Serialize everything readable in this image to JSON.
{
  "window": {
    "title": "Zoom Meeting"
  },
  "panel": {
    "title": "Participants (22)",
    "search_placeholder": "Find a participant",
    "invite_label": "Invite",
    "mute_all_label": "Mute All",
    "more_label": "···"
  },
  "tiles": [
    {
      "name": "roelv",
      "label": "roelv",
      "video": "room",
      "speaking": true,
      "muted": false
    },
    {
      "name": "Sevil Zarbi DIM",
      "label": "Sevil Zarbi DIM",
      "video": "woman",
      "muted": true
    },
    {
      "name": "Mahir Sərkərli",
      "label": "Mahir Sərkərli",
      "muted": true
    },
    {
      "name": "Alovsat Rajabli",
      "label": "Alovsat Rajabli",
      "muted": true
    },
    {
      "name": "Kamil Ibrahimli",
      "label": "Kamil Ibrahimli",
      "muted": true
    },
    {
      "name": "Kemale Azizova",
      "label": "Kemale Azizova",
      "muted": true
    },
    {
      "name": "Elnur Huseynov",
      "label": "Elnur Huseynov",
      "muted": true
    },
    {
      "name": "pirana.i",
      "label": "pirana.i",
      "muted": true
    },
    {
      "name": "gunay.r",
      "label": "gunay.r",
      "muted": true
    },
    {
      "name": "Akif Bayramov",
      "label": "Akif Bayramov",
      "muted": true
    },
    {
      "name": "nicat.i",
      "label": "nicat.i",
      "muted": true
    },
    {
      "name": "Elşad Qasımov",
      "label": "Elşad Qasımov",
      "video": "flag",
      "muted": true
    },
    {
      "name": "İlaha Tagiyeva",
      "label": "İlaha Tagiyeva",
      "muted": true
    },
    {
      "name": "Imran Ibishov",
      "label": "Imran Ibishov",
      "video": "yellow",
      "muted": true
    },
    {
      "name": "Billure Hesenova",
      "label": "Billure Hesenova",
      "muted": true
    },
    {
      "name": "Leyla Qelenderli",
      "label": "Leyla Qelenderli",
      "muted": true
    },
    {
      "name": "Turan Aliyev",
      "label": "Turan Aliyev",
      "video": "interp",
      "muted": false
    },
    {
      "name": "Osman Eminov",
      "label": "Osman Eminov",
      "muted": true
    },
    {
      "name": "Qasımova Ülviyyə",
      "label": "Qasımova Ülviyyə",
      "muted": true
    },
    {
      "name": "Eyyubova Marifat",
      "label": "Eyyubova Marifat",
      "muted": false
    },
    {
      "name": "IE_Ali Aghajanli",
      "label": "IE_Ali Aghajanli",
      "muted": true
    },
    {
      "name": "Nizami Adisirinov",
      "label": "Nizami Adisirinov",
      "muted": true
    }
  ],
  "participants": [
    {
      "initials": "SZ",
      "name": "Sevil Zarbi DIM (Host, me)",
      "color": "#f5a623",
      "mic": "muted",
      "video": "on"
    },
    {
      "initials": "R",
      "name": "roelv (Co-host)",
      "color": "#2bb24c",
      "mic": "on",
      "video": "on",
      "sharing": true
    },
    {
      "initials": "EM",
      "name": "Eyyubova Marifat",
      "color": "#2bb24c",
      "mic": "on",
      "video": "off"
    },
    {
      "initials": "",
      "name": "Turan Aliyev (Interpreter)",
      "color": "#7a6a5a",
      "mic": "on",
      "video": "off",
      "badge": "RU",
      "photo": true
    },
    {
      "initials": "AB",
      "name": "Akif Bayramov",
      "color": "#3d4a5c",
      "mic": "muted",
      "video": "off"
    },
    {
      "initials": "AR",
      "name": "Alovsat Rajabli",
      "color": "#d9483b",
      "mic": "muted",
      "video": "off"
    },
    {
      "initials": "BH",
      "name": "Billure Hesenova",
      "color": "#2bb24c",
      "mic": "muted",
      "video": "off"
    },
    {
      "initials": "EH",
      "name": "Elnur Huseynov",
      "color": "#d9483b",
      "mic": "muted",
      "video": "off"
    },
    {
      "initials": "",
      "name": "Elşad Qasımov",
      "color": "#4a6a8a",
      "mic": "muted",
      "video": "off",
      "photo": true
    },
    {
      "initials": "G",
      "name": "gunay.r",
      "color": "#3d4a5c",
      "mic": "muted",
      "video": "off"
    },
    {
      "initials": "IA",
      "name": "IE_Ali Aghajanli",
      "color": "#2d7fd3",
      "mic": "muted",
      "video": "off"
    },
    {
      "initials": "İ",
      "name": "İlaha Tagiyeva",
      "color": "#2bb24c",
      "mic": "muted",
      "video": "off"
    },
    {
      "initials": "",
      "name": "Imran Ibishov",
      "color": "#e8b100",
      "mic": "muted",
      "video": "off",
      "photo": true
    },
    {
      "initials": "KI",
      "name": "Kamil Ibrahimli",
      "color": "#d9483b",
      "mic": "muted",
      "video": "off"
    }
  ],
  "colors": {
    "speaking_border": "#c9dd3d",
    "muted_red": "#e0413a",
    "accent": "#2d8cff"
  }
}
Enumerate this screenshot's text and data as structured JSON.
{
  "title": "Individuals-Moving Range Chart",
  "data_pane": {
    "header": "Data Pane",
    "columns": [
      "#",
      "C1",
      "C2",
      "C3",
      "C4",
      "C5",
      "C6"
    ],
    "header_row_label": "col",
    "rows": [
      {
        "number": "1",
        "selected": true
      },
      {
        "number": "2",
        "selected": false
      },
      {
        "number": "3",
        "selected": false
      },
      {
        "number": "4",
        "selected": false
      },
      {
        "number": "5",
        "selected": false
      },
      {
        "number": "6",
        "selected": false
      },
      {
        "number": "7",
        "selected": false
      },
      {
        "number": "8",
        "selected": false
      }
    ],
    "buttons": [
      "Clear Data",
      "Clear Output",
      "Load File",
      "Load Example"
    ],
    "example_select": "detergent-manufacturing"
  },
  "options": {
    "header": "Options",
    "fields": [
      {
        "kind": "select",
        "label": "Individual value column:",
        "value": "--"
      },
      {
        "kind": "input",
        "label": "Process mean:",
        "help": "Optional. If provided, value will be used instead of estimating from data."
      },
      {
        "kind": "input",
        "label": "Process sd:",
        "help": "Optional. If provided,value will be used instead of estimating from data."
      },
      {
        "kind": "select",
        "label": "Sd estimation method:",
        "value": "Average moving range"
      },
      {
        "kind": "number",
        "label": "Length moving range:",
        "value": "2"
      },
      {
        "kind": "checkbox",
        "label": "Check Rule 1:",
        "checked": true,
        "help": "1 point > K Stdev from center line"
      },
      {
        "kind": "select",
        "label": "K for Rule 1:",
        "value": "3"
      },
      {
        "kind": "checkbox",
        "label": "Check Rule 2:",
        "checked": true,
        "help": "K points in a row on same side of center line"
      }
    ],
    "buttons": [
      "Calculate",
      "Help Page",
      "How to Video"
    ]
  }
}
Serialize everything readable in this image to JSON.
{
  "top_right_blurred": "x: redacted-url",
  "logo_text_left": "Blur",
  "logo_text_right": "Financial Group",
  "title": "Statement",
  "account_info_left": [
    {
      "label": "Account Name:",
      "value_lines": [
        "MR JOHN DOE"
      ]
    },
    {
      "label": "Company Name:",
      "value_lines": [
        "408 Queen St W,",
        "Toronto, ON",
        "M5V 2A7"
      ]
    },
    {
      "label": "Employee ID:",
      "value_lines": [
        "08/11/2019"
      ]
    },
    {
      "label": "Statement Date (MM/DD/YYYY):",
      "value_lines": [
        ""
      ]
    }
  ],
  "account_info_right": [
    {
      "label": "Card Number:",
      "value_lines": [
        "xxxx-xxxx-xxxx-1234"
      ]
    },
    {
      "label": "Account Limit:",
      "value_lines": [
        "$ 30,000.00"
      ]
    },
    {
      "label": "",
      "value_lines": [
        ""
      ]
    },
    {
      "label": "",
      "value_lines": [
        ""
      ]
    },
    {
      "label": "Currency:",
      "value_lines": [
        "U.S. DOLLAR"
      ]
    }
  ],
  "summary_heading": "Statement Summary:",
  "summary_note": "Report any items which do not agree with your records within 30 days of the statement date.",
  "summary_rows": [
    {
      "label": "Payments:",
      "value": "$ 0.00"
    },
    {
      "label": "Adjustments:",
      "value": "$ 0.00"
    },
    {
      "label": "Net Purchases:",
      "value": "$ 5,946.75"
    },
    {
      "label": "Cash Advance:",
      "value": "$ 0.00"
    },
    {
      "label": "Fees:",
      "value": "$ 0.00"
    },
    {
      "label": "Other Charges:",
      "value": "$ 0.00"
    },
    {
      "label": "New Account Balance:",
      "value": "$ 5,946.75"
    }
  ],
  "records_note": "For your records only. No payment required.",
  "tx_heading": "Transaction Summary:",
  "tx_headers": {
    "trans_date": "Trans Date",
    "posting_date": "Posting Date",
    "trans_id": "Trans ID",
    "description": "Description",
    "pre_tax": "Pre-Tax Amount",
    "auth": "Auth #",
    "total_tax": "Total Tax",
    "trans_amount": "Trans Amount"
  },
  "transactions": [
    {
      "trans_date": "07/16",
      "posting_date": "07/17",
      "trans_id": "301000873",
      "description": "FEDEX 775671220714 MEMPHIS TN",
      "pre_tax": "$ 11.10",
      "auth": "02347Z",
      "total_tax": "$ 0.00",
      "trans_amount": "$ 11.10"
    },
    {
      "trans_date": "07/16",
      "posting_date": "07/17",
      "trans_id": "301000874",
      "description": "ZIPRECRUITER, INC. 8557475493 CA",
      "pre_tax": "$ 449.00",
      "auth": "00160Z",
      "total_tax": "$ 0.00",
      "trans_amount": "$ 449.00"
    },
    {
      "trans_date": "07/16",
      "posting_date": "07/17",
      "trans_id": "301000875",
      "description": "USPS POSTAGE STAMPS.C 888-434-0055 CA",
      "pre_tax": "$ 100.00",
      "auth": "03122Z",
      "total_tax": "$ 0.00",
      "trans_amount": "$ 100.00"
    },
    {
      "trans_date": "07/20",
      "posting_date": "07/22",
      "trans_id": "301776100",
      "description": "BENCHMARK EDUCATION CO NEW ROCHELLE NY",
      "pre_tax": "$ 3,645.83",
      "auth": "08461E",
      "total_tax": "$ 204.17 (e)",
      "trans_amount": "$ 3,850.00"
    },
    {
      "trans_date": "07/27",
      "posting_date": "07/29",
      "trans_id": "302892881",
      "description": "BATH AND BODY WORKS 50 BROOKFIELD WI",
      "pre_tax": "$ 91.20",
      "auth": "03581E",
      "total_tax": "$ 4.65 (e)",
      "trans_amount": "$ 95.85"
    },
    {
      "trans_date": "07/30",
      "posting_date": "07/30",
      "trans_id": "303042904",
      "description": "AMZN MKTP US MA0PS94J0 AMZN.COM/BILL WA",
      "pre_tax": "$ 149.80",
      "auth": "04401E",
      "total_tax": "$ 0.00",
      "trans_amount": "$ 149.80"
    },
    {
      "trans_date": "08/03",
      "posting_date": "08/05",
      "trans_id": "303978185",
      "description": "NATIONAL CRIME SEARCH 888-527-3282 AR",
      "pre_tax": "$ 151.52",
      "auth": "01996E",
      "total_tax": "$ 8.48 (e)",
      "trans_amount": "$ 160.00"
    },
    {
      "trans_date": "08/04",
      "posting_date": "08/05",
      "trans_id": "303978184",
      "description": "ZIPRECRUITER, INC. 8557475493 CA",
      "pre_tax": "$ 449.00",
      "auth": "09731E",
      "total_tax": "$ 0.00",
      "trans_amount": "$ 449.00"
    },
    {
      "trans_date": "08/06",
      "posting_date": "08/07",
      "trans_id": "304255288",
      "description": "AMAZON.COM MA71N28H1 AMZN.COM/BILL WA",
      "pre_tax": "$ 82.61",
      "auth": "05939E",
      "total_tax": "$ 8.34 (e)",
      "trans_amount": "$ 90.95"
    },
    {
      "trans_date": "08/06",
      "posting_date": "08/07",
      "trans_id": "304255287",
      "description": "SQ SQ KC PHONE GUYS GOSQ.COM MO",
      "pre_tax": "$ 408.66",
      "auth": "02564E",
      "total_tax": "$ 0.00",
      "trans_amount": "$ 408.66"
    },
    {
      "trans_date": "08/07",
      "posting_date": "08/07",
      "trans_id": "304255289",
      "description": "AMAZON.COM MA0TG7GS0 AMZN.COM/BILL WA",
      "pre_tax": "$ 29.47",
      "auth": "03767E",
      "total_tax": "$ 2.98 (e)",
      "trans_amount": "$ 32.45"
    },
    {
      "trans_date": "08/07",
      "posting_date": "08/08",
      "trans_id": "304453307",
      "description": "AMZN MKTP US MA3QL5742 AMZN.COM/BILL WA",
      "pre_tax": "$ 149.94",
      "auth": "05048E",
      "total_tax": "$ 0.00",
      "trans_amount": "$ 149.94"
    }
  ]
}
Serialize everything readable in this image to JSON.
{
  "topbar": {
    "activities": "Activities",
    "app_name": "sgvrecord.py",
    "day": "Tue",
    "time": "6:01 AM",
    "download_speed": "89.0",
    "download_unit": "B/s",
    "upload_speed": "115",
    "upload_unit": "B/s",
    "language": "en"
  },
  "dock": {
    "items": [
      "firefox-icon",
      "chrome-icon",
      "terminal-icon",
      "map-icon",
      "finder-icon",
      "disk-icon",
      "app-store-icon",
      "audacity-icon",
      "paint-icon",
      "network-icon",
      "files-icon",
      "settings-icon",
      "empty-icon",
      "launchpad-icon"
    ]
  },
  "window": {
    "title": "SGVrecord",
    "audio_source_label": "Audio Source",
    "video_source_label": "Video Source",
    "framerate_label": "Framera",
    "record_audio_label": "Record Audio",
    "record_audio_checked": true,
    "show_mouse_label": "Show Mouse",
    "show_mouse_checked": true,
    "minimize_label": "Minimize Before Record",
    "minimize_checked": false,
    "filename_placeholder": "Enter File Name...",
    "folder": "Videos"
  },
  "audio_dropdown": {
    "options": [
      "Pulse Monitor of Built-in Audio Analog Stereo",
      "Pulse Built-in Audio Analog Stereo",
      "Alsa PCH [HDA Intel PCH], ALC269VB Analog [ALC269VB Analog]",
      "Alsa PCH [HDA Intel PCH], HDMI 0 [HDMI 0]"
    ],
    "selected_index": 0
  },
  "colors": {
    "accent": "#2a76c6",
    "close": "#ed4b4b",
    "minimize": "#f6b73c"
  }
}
------------------------
▸ REQUIREMENTS
Go over the records above and tally the lines with the word "used" in them. Give the number alone.

▸ SOLUTION TO THIS PROBLEM
2